— START Source records —

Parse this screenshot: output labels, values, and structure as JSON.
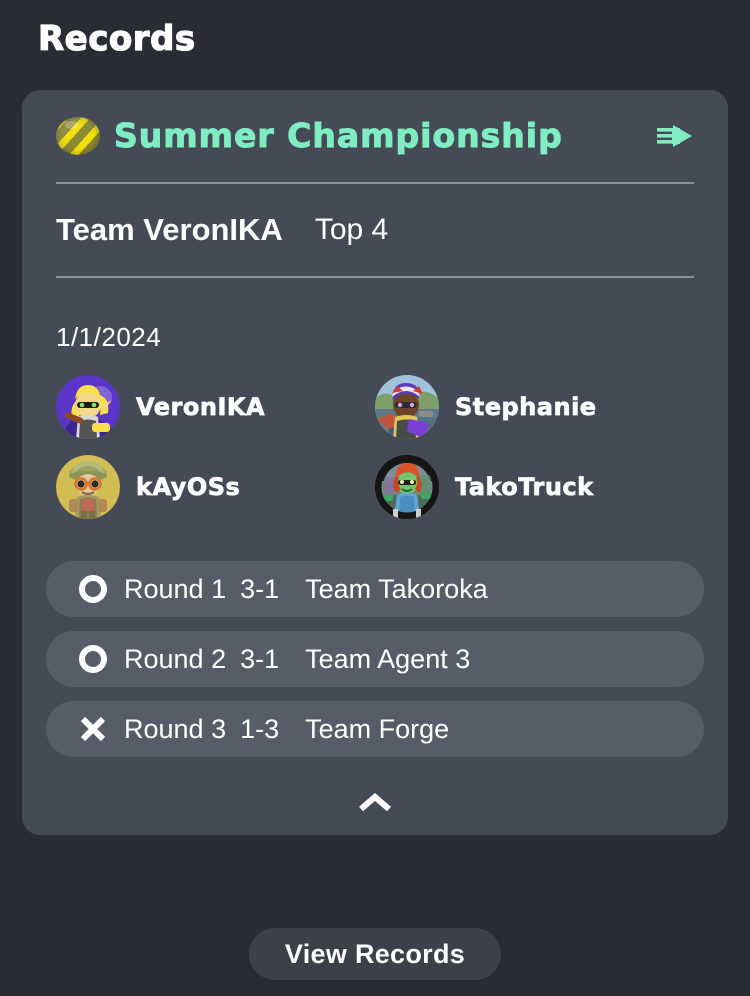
{
  "page": {
    "title": "Records",
    "background_color": "#282c34"
  },
  "record_card": {
    "background_color": "#454b56",
    "badge_icon": "striped-medal-icon",
    "event_name": "Summer Championship",
    "event_name_color": "#7fedc1",
    "forward_arrow_icon": "arrow-right-icon",
    "team_name": "Team VeronIKA",
    "placement": "Top 4",
    "date": "1/1/2024",
    "players": [
      {
        "name": "VeronIKA",
        "avatar": "inkling-blonde-purple-avatar"
      },
      {
        "name": "Stephanie",
        "avatar": "octoling-purple-hair-avatar"
      },
      {
        "name": "kAyOSs",
        "avatar": "explorer-hat-gold-avatar"
      },
      {
        "name": "TakoTruck",
        "avatar": "octoling-red-hair-dark-avatar"
      }
    ],
    "rounds": [
      {
        "result": "win",
        "result_icon": "circle-o-icon",
        "label": "Round 1",
        "score": "3-1",
        "opponent": "Team Takoroka"
      },
      {
        "result": "win",
        "result_icon": "circle-o-icon",
        "label": "Round 2",
        "score": "3-1",
        "opponent": "Team Agent 3"
      },
      {
        "result": "loss",
        "result_icon": "cross-x-icon",
        "label": "Round 3",
        "score": "1-3",
        "opponent": "Team Forge"
      }
    ],
    "collapse_icon": "chevron-up-icon",
    "round_pill_color": "#575d68"
  },
  "footer": {
    "view_records_label": "View Records"
  }
}
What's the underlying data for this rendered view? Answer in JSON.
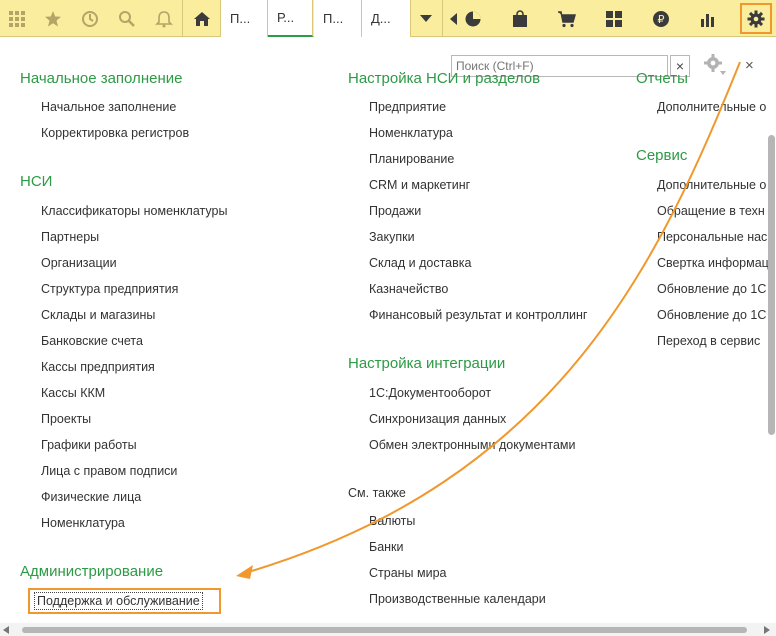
{
  "toolbar": {
    "icons": [
      "apps-grid-icon",
      "star-icon",
      "history-icon",
      "search-icon",
      "bell-icon",
      "home-icon"
    ],
    "tabs": [
      {
        "label": "П..."
      },
      {
        "label": "Р..."
      },
      {
        "label": "П..."
      },
      {
        "label": "Д..."
      }
    ],
    "section_icons": [
      "pie-chart-icon",
      "bag-icon",
      "cart-icon",
      "grid-icon",
      "ruble-icon",
      "bar-chart-icon",
      "gear-icon"
    ]
  },
  "search": {
    "placeholder": "Поиск (Ctrl+F)",
    "clear_label": "×"
  },
  "panel": {
    "close_label": "×"
  },
  "col1": {
    "sections": [
      {
        "title": "Начальное заполнение",
        "items": [
          "Начальное заполнение",
          "Корректировка регистров"
        ]
      },
      {
        "title": "НСИ",
        "items": [
          "Классификаторы номенклатуры",
          "Партнеры",
          "Организации",
          "Структура предприятия",
          "Склады и магазины",
          "Банковские счета",
          "Кассы предприятия",
          "Кассы ККМ",
          "Проекты",
          "Графики работы",
          "Лица с правом подписи",
          "Физические лица",
          "Номенклатура"
        ]
      },
      {
        "title": "Администрирование",
        "items": [
          "Поддержка и обслуживание"
        ]
      }
    ]
  },
  "col2": {
    "sections": [
      {
        "title": "Настройка НСИ и разделов",
        "items": [
          "Предприятие",
          "Номенклатура",
          "Планирование",
          "CRM и маркетинг",
          "Продажи",
          "Закупки",
          "Склад и доставка",
          "Казначейство",
          "Финансовый результат и контроллинг"
        ]
      },
      {
        "title": "Настройка интеграции",
        "items": [
          "1С:Документооборот",
          "Синхронизация данных",
          "Обмен электронными документами"
        ]
      }
    ],
    "see_also": {
      "title": "См. также",
      "items": [
        "Валюты",
        "Банки",
        "Страны мира",
        "Производственные календари"
      ]
    }
  },
  "col3": {
    "sections": [
      {
        "title": "Отчеты",
        "items": [
          "Дополнительные о"
        ]
      },
      {
        "title": "Сервис",
        "items": [
          "Дополнительные о",
          "Обращение в техн",
          "Персональные нас",
          "Свертка информац",
          "Обновление до 1С",
          "Обновление до 1С",
          "Переход в сервис"
        ]
      }
    ]
  },
  "colors": {
    "toolbar_bg": "#fbed9e",
    "section_title": "#2d9a46",
    "highlight": "#f0982e",
    "active_tab_underline": "#2d9a46"
  }
}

— END Source records —

Exercise:
Using the listing above, pull out all lines that hold the word "hair".

Right answer:
        "avatar": "octoling-purple-hair-avatar"
        "avatar": "octoling-red-hair-dark-avatar"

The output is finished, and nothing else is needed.